(Data records)
━━━━━━━━━━━━━━━━

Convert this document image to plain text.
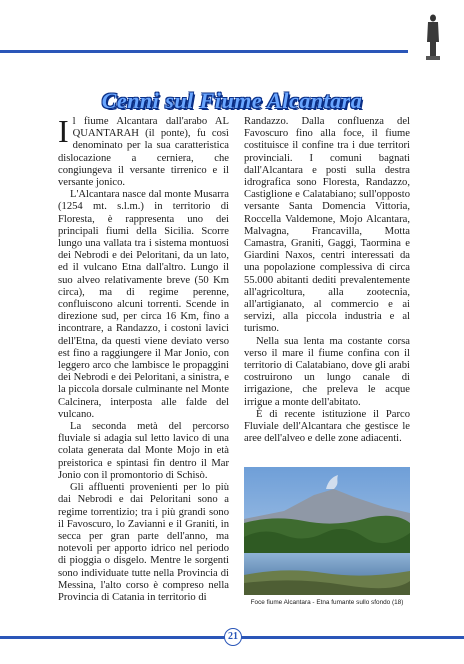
Cenni sul Fiume Alcantara

Il fiume Alcantara dall'arabo AL QUANTARAH (il ponte), fu così denominato per la sua caratteristica dislocazione a cerniera, che congiungeva il versante tirrenico e il versante jonico.

L'Alcantara nasce dal monte Musarra (1254 mt. s.l.m.) in territorio di Floresta, è rappresenta uno dei principali fiumi della Sicilia. Scorre lungo una vallata tra i sistema montuosi dei Nebrodi e dei Peloritani, da un lato, ed il vulcano Etna dall'altro. Lungo il suo alveo relativamente breve (50 Km circa), ma di regime perenne, confluiscono alcuni torrenti. Scende in direzione sud, per circa 16 Km, fino a incontrare, a Randazzo, i costoni lavici dell'Etna, da questi viene deviato verso est fino a raggiungere il Mar Jonio, con leggero arco che lambisce le propaggini dei Nebrodi e dei Peloritani, a sinistra, e la piccola dorsale culminante nel Monte Calcinera, interposta alle falde del vulcano.

La seconda metà del percorso fluviale si adagia sul letto lavico di una colata generata dal Monte Mojo in età preistorica e spintasi fin dentro il Mar Jonio con il promontorio di Schisò.

Gli affluenti provenienti per lo più dai Nebrodi e dai Peloritani sono a regime torrentizio; tra i più grandi sono il Favoscuro, lo Zavianni e il Graniti, in secca per gran parte dell'anno, ma notevoli per apporto idrico nel periodo di pioggia o disgelo. Mentre le sorgenti sono individuate tutte nella Provincia di Messina, l'alto corso è compreso nella Provincia di Catania in territorio di

Randazzo. Dalla confluenza del Favoscuro fino alla foce, il fiume costituisce il confine tra i due territori provinciali. I comuni bagnati dall'Alcantara e posti sulla destra idrografica sono Floresta, Randazzo, Castiglione e Calatabiano; sull'opposto versante Santa Domencia Vittoria, Roccella Valdemone, Mojo Alcantara, Malvagna, Francavilla, Motta Camastra, Graniti, Gaggi, Taormina e Giardini Naxos, centri interessati da una popolazione complessiva di circa 55.000 abitanti dediti prevalentemente all'agricoltura, alla zootecnia, all'artigianato, al commercio e ai servizi, alla piccola industria e al turismo.

Nella sua lenta ma costante corsa verso il mare il fiume confina con il territorio di Calatabiano, dove gli arabi costruirono un lungo canale di irrigazione, che preleva le acque irrigue a monte dell'abitato.

È di recente istituzione il Parco Fluviale dell'Alcantara che gestisce le aree dell'alveo e delle zone adiacenti.

Foce fiume Alcantara - Etna fumante sullo sfondo (18)
21
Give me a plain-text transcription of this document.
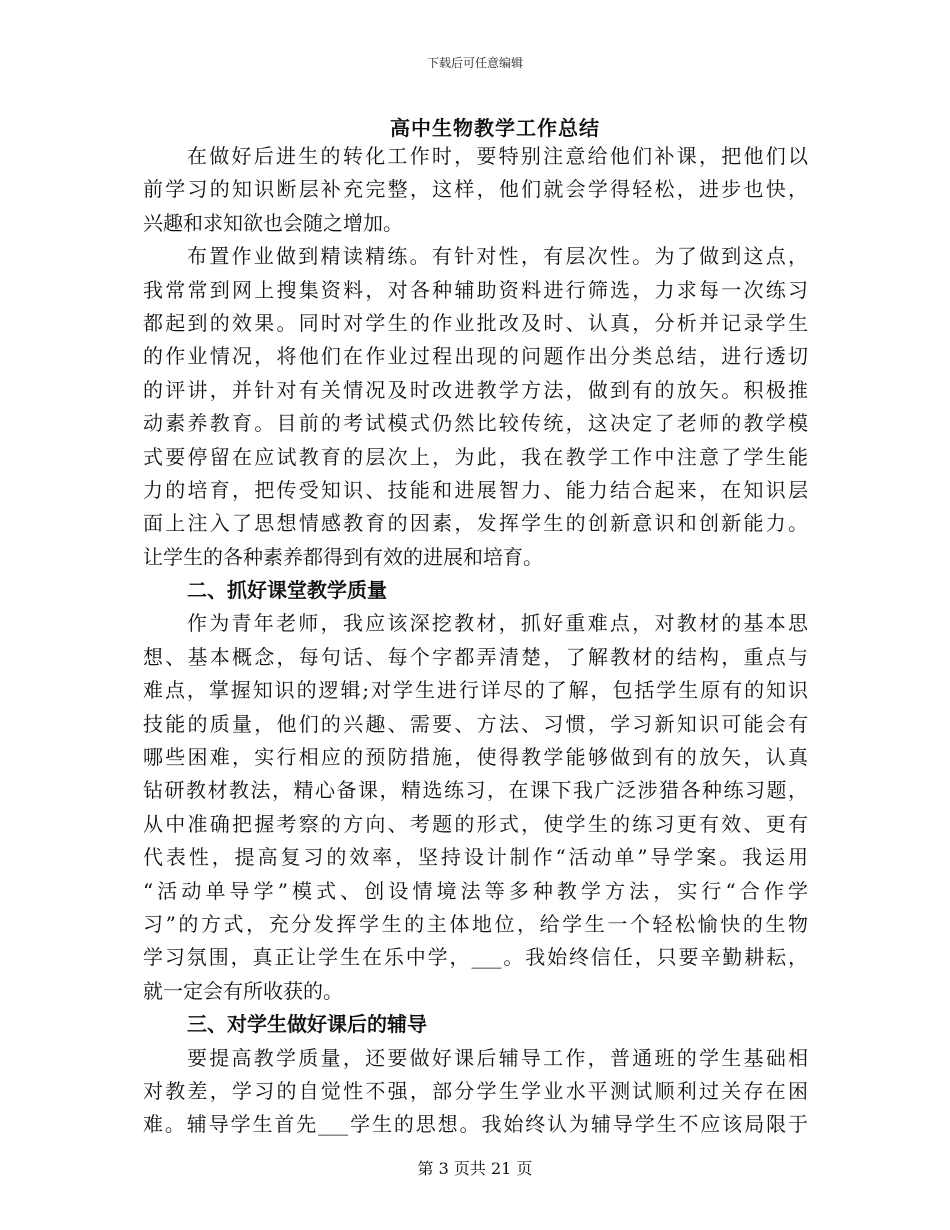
下载后可任意编辑
高中生物教学工作总结
在做好后进生的转化工作时，要特别注意给他们补课，把他们以
前学习的知识断层补充完整，这样，他们就会学得轻松，进步也快，
兴趣和求知欲也会随之增加。
布置作业做到精读精练。有针对性，有层次性。为了做到这点，
我常常到网上搜集资料，对各种辅助资料进行筛选，力求每一次练习
都起到的效果。同时对学生的作业批改及时、认真，分析并记录学生
的作业情况，将他们在作业过程出现的问题作出分类总结，进行透切
的评讲，并针对有关情况及时改进教学方法，做到有的放矢。积极推
动素养教育。目前的考试模式仍然比较传统，这决定了老师的教学模
式要停留在应试教育的层次上，为此，我在教学工作中注意了学生能
力的培育，把传受知识、技能和进展智力、能力结合起来，在知识层
面上注入了思想情感教育的因素，发挥学生的创新意识和创新能力。
让学生的各种素养都得到有效的进展和培育。
二、抓好课堂教学质量
作为青年老师，我应该深挖教材，抓好重难点，对教材的基本思
想、基本概念，每句话、每个字都弄清楚，了解教材的结构，重点与
难点，掌握知识的逻辑;对学生进行详尽的了解，包括学生原有的知识
技能的质量，他们的兴趣、需要、方法、习惯，学习新知识可能会有
哪些困难，实行相应的预防措施，使得教学能够做到有的放矢，认真
钻研教材教法，精心备课，精选练习，在课下我广泛涉猎各种练习题，
从中准确把握考察的方向、考题的形式，使学生的练习更有效、更有
代表性，提高复习的效率，坚持设计制作“活动单”导学案。我运用
“活动单导学”模式、创设情境法等多种教学方法，实行“合作学
习”的方式，充分发挥学生的主体地位，给学生一个轻松愉快的生物
学习氛围，真正让学生在乐中学，___。我始终信任，只要辛勤耕耘，
就一定会有所收获的。
三、对学生做好课后的辅导
要提高教学质量，还要做好课后辅导工作，普通班的学生基础相
对教差，学习的自觉性不强，部分学生学业水平测试顺利过关存在困
难。辅导学生首先___学生的思想。我始终认为辅导学生不应该局限于
第 3 页共 21 页
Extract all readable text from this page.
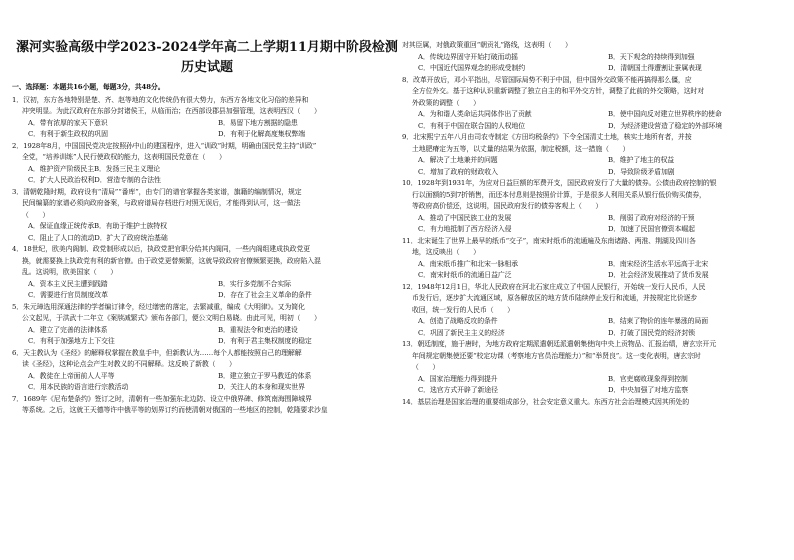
漯河实验高级中学2023-2024学年高二上学期11月期中阶段检测
历史试题
一、选择题：本题共16小题，每题3分，共48分。
1．汉初，东方各地特别是楚、齐、赵等地的文化传统仍有很大势力，东西方各地文化习俗的差异和
冲突明显。为此汉政府在东部分封诸侯王，从临而治；在西部设郡县加强管理，这表明西汉（　　）
A．带有浓厚的家天下意识	B．易留下地方割据的隐患
C．有利于新生政权的巩固	D．有利于化解高度集权弊端
2．1928年8月，中国国民党决定按照孙中山的建国程序，进入“训政”时期，明确由国民党主持“训政”
全党，“培养训练”人民行使政权的能力，这表明国民党意在（　　）
A．维护资产阶级民主B．发扬三民主义理论
C．扩大人民政治权利D．营造专制的合法性
3．清朝乾隆时期，政府设有“清局”“番库”，由专门的谱官掌握各类家谱，旗籍的编制情况，规定
民间编纂的家谱必须向政府备案，与政府谱局存档进行对照无误后，才能得到认可，这一做法
（　　）
A．保证血缘正统传承B．有助于维护士族特权
C．阻止了人口的流动D．扩大了政府统治基础
4．18世纪，欧美内阁制、政党制形成以后，执政党把官职分给其内阁同，一些内阁组建成执政党更
换，就需要换上执政党有利的新官僚。由于政党更替频繁，这就导致政府官僚频繁更换，政府陷入混
乱。这说明，欧美国家（　　）
A．资本主义民主遭到践踏	B．实行多党制不合实际
C．需要进行官员制度改革	D．存在了社会主义革命的条件
5．朱元璋选用深通法律的学者编订律令，经过缮密的落定，去繁减重，编成《大明律》。又为简化
公文起见，于洪武十二年立《案牍减繁式》颁布各部门，便公文明白易晓。由此可见，明初（　　）
A．建立了完善的法律体系	B．重视法令和吏治的建设
C．有利于加强地方上下交往	D．有利于君主集权制度的稳定
6．天主教认为《圣经》的解释权掌握在教皇手中，但新教认为……每个人都能按照自己的理解解
读《圣经》，这种论点会产生对教义的不同解释。这反映了新教（　　）
A．教徒在上帝面前人人平等	B．建立独立于罗马教廷的体系
C．用本民族的语言进行宗教活动	D．关注人的本身和现实世界
7．1689年《尼布楚条约》签订之时，清朝有一些加强东北边防、设立中俄界碑、修筑南海围障城界
等系统。之后，这就王天德等许中俄平等的划界订约而使清朝对俄国的一些地区的控制，乾隆要求沙皇
对其臣属，对俄政策重回“朝贡礼”路线，这表明（　　）
A．传统边界固守开始打破而动摇	B．天下观念的持续得到加强
C．中国近代国界观念的形成受制约	D．清朝国土得遭割让蚕属表现
8．改革开放后，邓小平指出，尽管国际局势不利于中国，但中国外交政策不能再搞得那么僵，应
全方位外交。基于这种认识重新调整了独立自主的和平外交方针，调整了此前的外交策略，这时对
外政策的调整（　　）
A．为和谐人类命运共同体作出了贡献	B．使中国向反对建立世界秩序的使命
C．有利于中国在联合国的人权地位	D．为经济建设营造了稳定的外部环境
9．北宋熙宁五年八月由司农寺制定《方田均税条约》下令全国清丈土地，核实土地所有者，并按
土地肥瘠定为五等，以丈量的结果为依据，制定税额，这一措施（　　）
A．解决了土地兼并的问题	B．维护了地主的权益
C．增加了政府的财政收入	D．导致阶级矛盾加剧
10．1928年到1931年，为应对日益巨额的军费开支，国民政府发行了大量的债券。公债由政府控制的银
行以面额的5到7折销售，而还本付息则是按照价计算，于是很多人利用关系从银行低价购买债券，
等政府高价偿还，这说明，国民政府发行的债券客观上（　　）
A．推动了中国民族工业的发展	B．削弱了政府对经济的干预
C．有力地抵制了西方经济入侵	D．加速了民国官僚资本崛起
11．北宋诞生了世界上最早的纸币“交子”，南宋时纸币的流通遍及东南诸路、两淮、荆湖及四川各
地，这反映出（　　）
A．南宋纸币推广和北宋一脉相承	B．南宋经济生活水平远高于北宋
C．南宋时纸币的流通日益广泛	D．社会经济发展推动了货币发展
12．1948年12月1日，华北人民政府在河北石家庄成立了中国人民银行，开始统一发行人民币，人民
币发行后，逐步扩大流通区域，原各解放区的地方货币陆续停止发行和流通，并按规定比价逐步
收回，统一发行的人民币（　　）
A．创造了战略反攻的条件	B．结束了物价的连年暴涨的局面
C．巩固了新民主主义的经济	D．打破了国民党的经济封锁
13．朝廷制度，施于唐时，为地方政府定期派遣朝廷派遣朝集使向中央上贡物品、汇报治绩，唐玄宗开元
年间规定朝集使还要“校定功课（考察地方官员治理能力）”和“举贤良”。这一变化表明，唐玄宗时
（　　）
A．国家治理能力得到提升	B．官吏腐败现象得到控制
C．选官方式开辟了新途径	D．中央加强了对地方监察
14．基层治理是国家治理的重要组成部分，社会安定意义重大。东西方社会治理模式因其所处的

━━━━━━━━━━━━━━━━

Find every line that holds "plain" and copy it.

Convert this document image to plain text.
Give me a plain-text transcription of this document.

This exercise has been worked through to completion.